▶ [Information given]:
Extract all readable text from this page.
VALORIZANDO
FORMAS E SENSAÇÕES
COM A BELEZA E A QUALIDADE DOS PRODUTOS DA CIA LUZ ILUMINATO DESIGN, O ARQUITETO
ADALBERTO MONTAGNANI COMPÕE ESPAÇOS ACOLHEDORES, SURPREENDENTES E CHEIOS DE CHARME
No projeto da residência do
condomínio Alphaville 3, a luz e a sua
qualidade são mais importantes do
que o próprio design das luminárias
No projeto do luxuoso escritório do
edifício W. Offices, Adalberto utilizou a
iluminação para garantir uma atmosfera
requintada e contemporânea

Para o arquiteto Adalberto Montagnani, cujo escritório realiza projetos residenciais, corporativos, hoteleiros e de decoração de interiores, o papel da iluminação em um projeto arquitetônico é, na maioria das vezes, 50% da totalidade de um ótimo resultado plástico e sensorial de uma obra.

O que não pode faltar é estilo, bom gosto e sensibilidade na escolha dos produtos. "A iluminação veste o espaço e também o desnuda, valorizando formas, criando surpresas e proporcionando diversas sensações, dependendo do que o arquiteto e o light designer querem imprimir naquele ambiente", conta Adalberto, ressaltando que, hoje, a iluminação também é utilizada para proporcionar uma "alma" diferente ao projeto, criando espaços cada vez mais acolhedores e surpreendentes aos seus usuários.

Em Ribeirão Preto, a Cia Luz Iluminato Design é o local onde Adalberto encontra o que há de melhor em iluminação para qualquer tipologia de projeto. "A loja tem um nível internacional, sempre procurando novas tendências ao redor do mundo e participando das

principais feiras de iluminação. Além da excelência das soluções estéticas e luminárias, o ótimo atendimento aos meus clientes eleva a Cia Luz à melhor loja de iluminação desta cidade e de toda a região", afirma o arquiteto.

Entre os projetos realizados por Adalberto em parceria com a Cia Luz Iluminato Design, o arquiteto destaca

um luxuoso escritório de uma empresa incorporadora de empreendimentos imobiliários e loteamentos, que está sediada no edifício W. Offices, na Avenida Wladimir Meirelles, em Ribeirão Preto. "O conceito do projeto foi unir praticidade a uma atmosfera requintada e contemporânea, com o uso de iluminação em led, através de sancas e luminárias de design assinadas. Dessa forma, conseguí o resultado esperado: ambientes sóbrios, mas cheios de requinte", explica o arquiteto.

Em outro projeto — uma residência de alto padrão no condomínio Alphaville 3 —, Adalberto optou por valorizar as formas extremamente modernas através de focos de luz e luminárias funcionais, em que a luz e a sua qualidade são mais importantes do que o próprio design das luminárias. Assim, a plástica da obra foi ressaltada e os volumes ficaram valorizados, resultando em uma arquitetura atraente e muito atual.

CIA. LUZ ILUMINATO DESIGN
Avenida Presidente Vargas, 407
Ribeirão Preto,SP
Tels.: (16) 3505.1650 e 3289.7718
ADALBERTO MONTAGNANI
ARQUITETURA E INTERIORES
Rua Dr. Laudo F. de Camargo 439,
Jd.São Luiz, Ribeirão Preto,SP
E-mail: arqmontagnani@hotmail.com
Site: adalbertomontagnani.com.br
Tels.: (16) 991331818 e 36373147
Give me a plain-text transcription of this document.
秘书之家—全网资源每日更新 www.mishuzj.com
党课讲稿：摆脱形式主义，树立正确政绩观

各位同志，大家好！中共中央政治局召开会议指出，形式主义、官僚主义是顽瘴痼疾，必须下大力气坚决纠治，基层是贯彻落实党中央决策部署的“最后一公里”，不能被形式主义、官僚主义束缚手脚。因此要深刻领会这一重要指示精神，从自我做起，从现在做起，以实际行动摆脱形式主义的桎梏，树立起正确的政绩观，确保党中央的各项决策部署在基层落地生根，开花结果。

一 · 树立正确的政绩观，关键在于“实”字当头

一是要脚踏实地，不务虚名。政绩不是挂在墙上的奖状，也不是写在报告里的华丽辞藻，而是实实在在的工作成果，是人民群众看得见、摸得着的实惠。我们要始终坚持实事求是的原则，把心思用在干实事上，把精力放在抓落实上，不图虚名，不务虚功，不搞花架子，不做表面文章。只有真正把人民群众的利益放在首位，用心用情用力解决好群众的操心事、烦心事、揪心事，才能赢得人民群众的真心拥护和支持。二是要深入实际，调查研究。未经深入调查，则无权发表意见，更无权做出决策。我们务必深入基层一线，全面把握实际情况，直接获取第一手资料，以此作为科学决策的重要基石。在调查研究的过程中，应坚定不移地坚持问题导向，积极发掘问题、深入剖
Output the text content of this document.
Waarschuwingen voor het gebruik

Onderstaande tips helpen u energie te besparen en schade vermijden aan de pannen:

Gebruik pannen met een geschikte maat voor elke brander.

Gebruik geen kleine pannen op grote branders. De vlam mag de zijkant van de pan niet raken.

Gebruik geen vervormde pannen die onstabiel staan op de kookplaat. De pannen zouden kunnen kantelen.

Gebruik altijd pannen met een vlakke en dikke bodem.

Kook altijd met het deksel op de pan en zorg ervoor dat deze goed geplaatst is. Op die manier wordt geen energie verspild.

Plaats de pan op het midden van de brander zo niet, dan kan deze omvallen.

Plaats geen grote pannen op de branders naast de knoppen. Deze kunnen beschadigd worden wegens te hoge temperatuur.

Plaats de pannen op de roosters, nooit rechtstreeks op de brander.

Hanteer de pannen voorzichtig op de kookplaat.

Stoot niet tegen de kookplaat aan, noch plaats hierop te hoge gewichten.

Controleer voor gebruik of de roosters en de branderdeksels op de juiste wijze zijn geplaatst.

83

▶ [What you should do]:
Above are the records; copy all of them exactly.

▶ [Output of the task]:
Extract all readable text from this page.
VALORIZANDO
FORMAS E SENSAÇÕES
COM A BELEZA E A QUALIDADE DOS PRODUTOS DA CIA LUZ ILUMINATO DESIGN, O ARQUITETO
ADALBERTO MONTAGNANI COMPÕE ESPAÇOS ACOLHEDORES, SURPREENDENTES E CHEIOS DE CHARME
No projeto da residência do
condomínio Alphaville 3, a luz e a sua
qualidade são mais importantes do
que o próprio design das luminárias
No projeto do luxuoso escritório do
edifício W. Offices, Adalberto utilizou a
iluminação para garantir uma atmosfera
requintada e contemporânea

Para o arquiteto Adalberto Montagnani, cujo escritório realiza projetos residenciais, corporativos, hoteleiros e de decoração de interiores, o papel da iluminação em um projeto arquitetônico é, na maioria das vezes, 50% da totalidade de um ótimo resultado plástico e sensorial de uma obra.

O que não pode faltar é estilo, bom gosto e sensibilidade na escolha dos produtos. "A iluminação veste o espaço e também o desnuda, valorizando formas, criando surpresas e proporcionando diversas sensações, dependendo do que o arquiteto e o light designer querem imprimir naquele ambiente", conta Adalberto, ressaltando que, hoje, a iluminação também é utilizada para proporcionar uma "alma" diferente ao projeto, criando espaços cada vez mais acolhedores e surpreendentes aos seus usuários.

Em Ribeirão Preto, a Cia Luz Iluminato Design é o local onde Adalberto encontra o que há de melhor em iluminação para qualquer tipologia de projeto. "A loja tem um nível internacional, sempre procurando novas tendências ao redor do mundo e participando das

principais feiras de iluminação. Além da excelência das soluções estéticas e luminárias, o ótimo atendimento aos meus clientes eleva a Cia Luz à melhor loja de iluminação desta cidade e de toda a região", afirma o arquiteto.

Entre os projetos realizados por Adalberto em parceria com a Cia Luz Iluminato Design, o arquiteto destaca

um luxuoso escritório de uma empresa incorporadora de empreendimentos imobiliários e loteamentos, que está sediada no edifício W. Offices, na Avenida Wladimir Meirelles, em Ribeirão Preto. "O conceito do projeto foi unir praticidade a uma atmosfera requintada e contemporânea, com o uso de iluminação em led, através de sancas e luminárias de design assinadas. Dessa forma, conseguí o resultado esperado: ambientes sóbrios, mas cheios de requinte", explica o arquiteto.

Em outro projeto — uma residência de alto padrão no condomínio Alphaville 3 —, Adalberto optou por valorizar as formas extremamente modernas através de focos de luz e luminárias funcionais, em que a luz e a sua qualidade são mais importantes do que o próprio design das luminárias. Assim, a plástica da obra foi ressaltada e os volumes ficaram valorizados, resultando em uma arquitetura atraente e muito atual.

CIA. LUZ ILUMINATO DESIGN
Avenida Presidente Vargas, 407
Ribeirão Preto,SP
Tels.: (16) 3505.1650 e 3289.7718
ADALBERTO MONTAGNANI
ARQUITETURA E INTERIORES
Rua Dr. Laudo F. de Camargo 439,
Jd.São Luiz, Ribeirão Preto,SP
E-mail: arqmontagnani@hotmail.com
Site: adalbertomontagnani.com.br
Tels.: (16) 991331818 e 36373147
Give me a plain-text transcription of this document.
秘书之家—全网资源每日更新 www.mishuzj.com
党课讲稿：摆脱形式主义，树立正确政绩观

各位同志，大家好！中共中央政治局召开会议指出，形式主义、官僚主义是顽瘴痼疾，必须下大力气坚决纠治，基层是贯彻落实党中央决策部署的“最后一公里”，不能被形式主义、官僚主义束缚手脚。因此要深刻领会这一重要指示精神，从自我做起，从现在做起，以实际行动摆脱形式主义的桎梏，树立起正确的政绩观，确保党中央的各项决策部署在基层落地生根，开花结果。

一 · 树立正确的政绩观，关键在于“实”字当头

一是要脚踏实地，不务虚名。政绩不是挂在墙上的奖状，也不是写在报告里的华丽辞藻，而是实实在在的工作成果，是人民群众看得见、摸得着的实惠。我们要始终坚持实事求是的原则，把心思用在干实事上，把精力放在抓落实上，不图虚名，不务虚功，不搞花架子，不做表面文章。只有真正把人民群众的利益放在首位，用心用情用力解决好群众的操心事、烦心事、揪心事，才能赢得人民群众的真心拥护和支持。二是要深入实际，调查研究。未经深入调查，则无权发表意见，更无权做出决策。我们务必深入基层一线，全面把握实际情况，直接获取第一手资料，以此作为科学决策的重要基石。在调查研究的过程中，应坚定不移地坚持问题导向，积极发掘问题、深入剖
Output the text content of this document.
Waarschuwingen voor het gebruik

Onderstaande tips helpen u energie te besparen en schade vermijden aan de pannen:

Gebruik pannen met een geschikte maat voor elke brander.

Gebruik geen kleine pannen op grote branders. De vlam mag de zijkant van de pan niet raken.

Gebruik geen vervormde pannen die onstabiel staan op de kookplaat. De pannen zouden kunnen kantelen.

Gebruik altijd pannen met een vlakke en dikke bodem.

Kook altijd met het deksel op de pan en zorg ervoor dat deze goed geplaatst is. Op die manier wordt geen energie verspild.

Plaats de pan op het midden van de brander zo niet, dan kan deze omvallen.

Plaats geen grote pannen op de branders naast de knoppen. Deze kunnen beschadigd worden wegens te hoge temperatuur.

Plaats de pannen op de roosters, nooit rechtstreeks op de brander.

Hanteer de pannen voorzichtig op de kookplaat.

Stoot niet tegen de kookplaat aan, noch plaats hierop te hoge gewichten.

Controleer voor gebruik of de roosters en de branderdeksels op de juiste wijze zijn geplaatst.

83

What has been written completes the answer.